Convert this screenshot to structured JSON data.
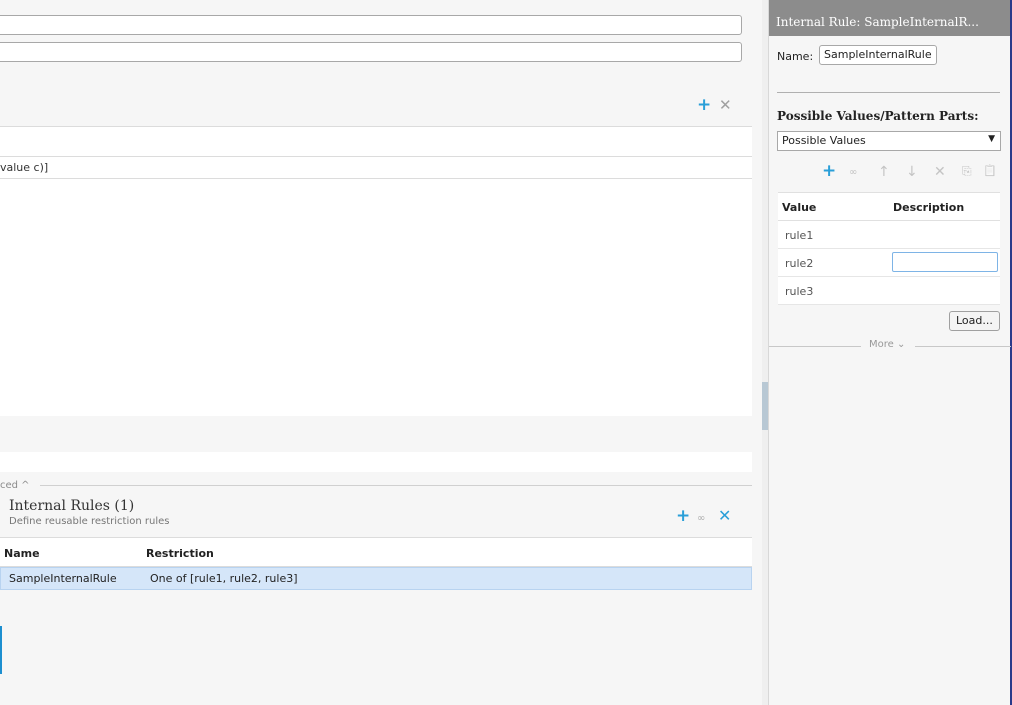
{
  "main": {
    "possible_values_row": "value c)]",
    "advanced_label": "ced ^",
    "internal_rules": {
      "title": "Internal Rules (1)",
      "subtitle": "Define reusable restriction rules",
      "columns": [
        "Name",
        "Restriction"
      ],
      "rows": [
        {
          "name": "SampleInternalRule",
          "restriction": "One of [rule1, rule2, rule3]"
        }
      ]
    },
    "icons": {
      "add": "+",
      "delete": "✕",
      "link": "∞"
    }
  },
  "right_panel": {
    "title": "Internal Rule: SampleInternalR...",
    "name_label": "Name:",
    "name_value": "SampleInternalRule",
    "pv_label": "Possible Values/Pattern Parts:",
    "pv_select": "Possible Values",
    "toolbar": {
      "add": "+",
      "link": "∞",
      "up": "↑",
      "down": "↓",
      "delete": "✕",
      "copy": "⎘",
      "paste": "📋"
    },
    "columns": [
      "Value",
      "Description"
    ],
    "rows": [
      {
        "value": "rule1",
        "description": ""
      },
      {
        "value": "rule2",
        "description": ""
      },
      {
        "value": "rule3",
        "description": ""
      }
    ],
    "load_button": "Load...",
    "more_label": "More ⌄"
  },
  "colors": {
    "accent": "#2a9fd8",
    "title_bar": "#8c8c8c",
    "selected_row": "#d5e6f9"
  }
}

■ **EXERCISE INSTRUCTIONS**
Transcribe each entry precisely as given, leaving the pictures out.

■ **OUTPUT FOR THIS EXERCISE**
Convert this screenshot to structured JSON data.
{
  "main": {
    "possible_values_row": "value c)]",
    "advanced_label": "ced ^",
    "internal_rules": {
      "title": "Internal Rules (1)",
      "subtitle": "Define reusable restriction rules",
      "columns": [
        "Name",
        "Restriction"
      ],
      "rows": [
        {
          "name": "SampleInternalRule",
          "restriction": "One of [rule1, rule2, rule3]"
        }
      ]
    },
    "icons": {
      "add": "+",
      "delete": "✕",
      "link": "∞"
    }
  },
  "right_panel": {
    "title": "Internal Rule: SampleInternalR...",
    "name_label": "Name:",
    "name_value": "SampleInternalRule",
    "pv_label": "Possible Values/Pattern Parts:",
    "pv_select": "Possible Values",
    "toolbar": {
      "add": "+",
      "link": "∞",
      "up": "↑",
      "down": "↓",
      "delete": "✕",
      "copy": "⎘",
      "paste": "📋"
    },
    "columns": [
      "Value",
      "Description"
    ],
    "rows": [
      {
        "value": "rule1",
        "description": ""
      },
      {
        "value": "rule2",
        "description": ""
      },
      {
        "value": "rule3",
        "description": ""
      }
    ],
    "load_button": "Load...",
    "more_label": "More ⌄"
  },
  "colors": {
    "accent": "#2a9fd8",
    "title_bar": "#8c8c8c",
    "selected_row": "#d5e6f9"
  }
}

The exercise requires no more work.